• Entries supplied:
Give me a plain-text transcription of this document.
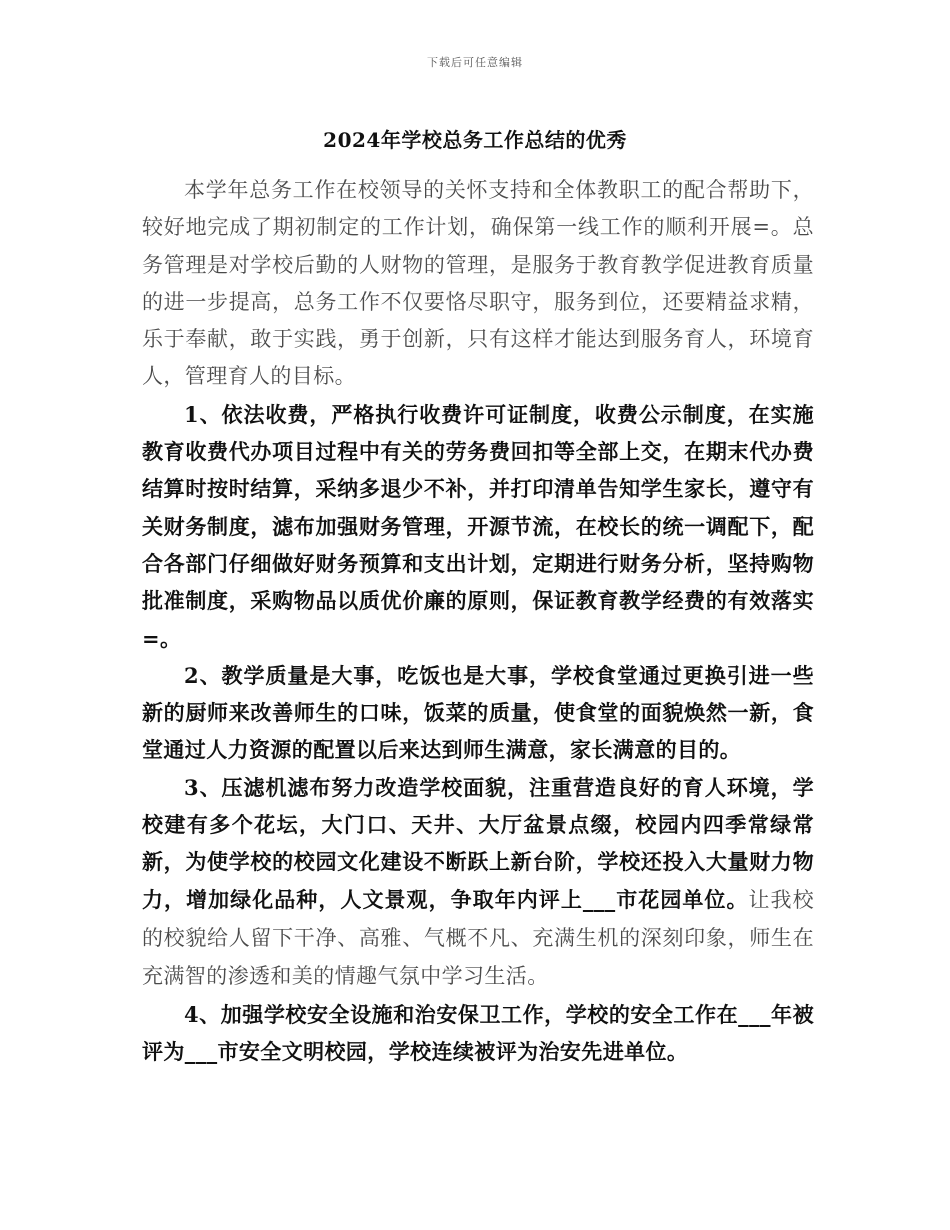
下载后可任意编辑
2024年学校总务工作总结的优秀

本学年总务工作在校领导的关怀支持和全体教职工的配合帮助下，较好地完成了期初制定的工作计划，确保第一线工作的顺利开展=。总务管理是对学校后勤的人财物的管理，是服务于教育教学促进教育质量的进一步提高，总务工作不仅要恪尽职守，服务到位，还要精益求精，乐于奉献，敢于实践，勇于创新，只有这样才能达到服务育人，环境育人，管理育人的目标。

1、依法收费，严格执行收费许可证制度，收费公示制度，在实施教育收费代办项目过程中有关的劳务费回扣等全部上交，在期末代办费结算时按时结算，采纳多退少不补，并打印清单告知学生家长，遵守有关财务制度，滤布加强财务管理，开源节流，在校长的统一调配下，配合各部门仔细做好财务预算和支出计划，定期进行财务分析，坚持购物批准制度，采购物品以质优价廉的原则，保证教育教学经费的有效落实=。

2、教学质量是大事，吃饭也是大事，学校食堂通过更换引进一些新的厨师来改善师生的口味，饭菜的质量，使食堂的面貌焕然一新，食堂通过人力资源的配置以后来达到师生满意，家长满意的目的。

3、压滤机滤布努力改造学校面貌，注重营造良好的育人环境，学校建有多个花坛，大门口、天井、大厅盆景点缀，校园内四季常绿常新，为使学校的校园文化建设不断跃上新台阶，学校还投入大量财力物力，增加绿化品种，人文景观，争取年内评上___市花园单位。让我校的校貌给人留下干净、高雅、气概不凡、充满生机的深刻印象，师生在充满智的渗透和美的情趣气氛中学习生活。

4、加强学校安全设施和治安保卫工作，学校的安全工作在___年被评为___市安全文明校园，学校连续被评为治安先进单位。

• Short exercise:
Please repeat the entries exactly. Do not include the pictures.

• Task result:
Give me a plain-text transcription of this document.
下载后可任意编辑
2024年学校总务工作总结的优秀

本学年总务工作在校领导的关怀支持和全体教职工的配合帮助下，较好地完成了期初制定的工作计划，确保第一线工作的顺利开展=。总务管理是对学校后勤的人财物的管理，是服务于教育教学促进教育质量的进一步提高，总务工作不仅要恪尽职守，服务到位，还要精益求精，乐于奉献，敢于实践，勇于创新，只有这样才能达到服务育人，环境育人，管理育人的目标。

1、依法收费，严格执行收费许可证制度，收费公示制度，在实施教育收费代办项目过程中有关的劳务费回扣等全部上交，在期末代办费结算时按时结算，采纳多退少不补，并打印清单告知学生家长，遵守有关财务制度，滤布加强财务管理，开源节流，在校长的统一调配下，配合各部门仔细做好财务预算和支出计划，定期进行财务分析，坚持购物批准制度，采购物品以质优价廉的原则，保证教育教学经费的有效落实=。

2、教学质量是大事，吃饭也是大事，学校食堂通过更换引进一些新的厨师来改善师生的口味，饭菜的质量，使食堂的面貌焕然一新，食堂通过人力资源的配置以后来达到师生满意，家长满意的目的。

3、压滤机滤布努力改造学校面貌，注重营造良好的育人环境，学校建有多个花坛，大门口、天井、大厅盆景点缀，校园内四季常绿常新，为使学校的校园文化建设不断跃上新台阶，学校还投入大量财力物力，增加绿化品种，人文景观，争取年内评上___市花园单位。让我校的校貌给人留下干净、高雅、气概不凡、充满生机的深刻印象，师生在充满智的渗透和美的情趣气氛中学习生活。

4、加强学校安全设施和治安保卫工作，学校的安全工作在___年被评为___市安全文明校园，学校连续被评为治安先进单位。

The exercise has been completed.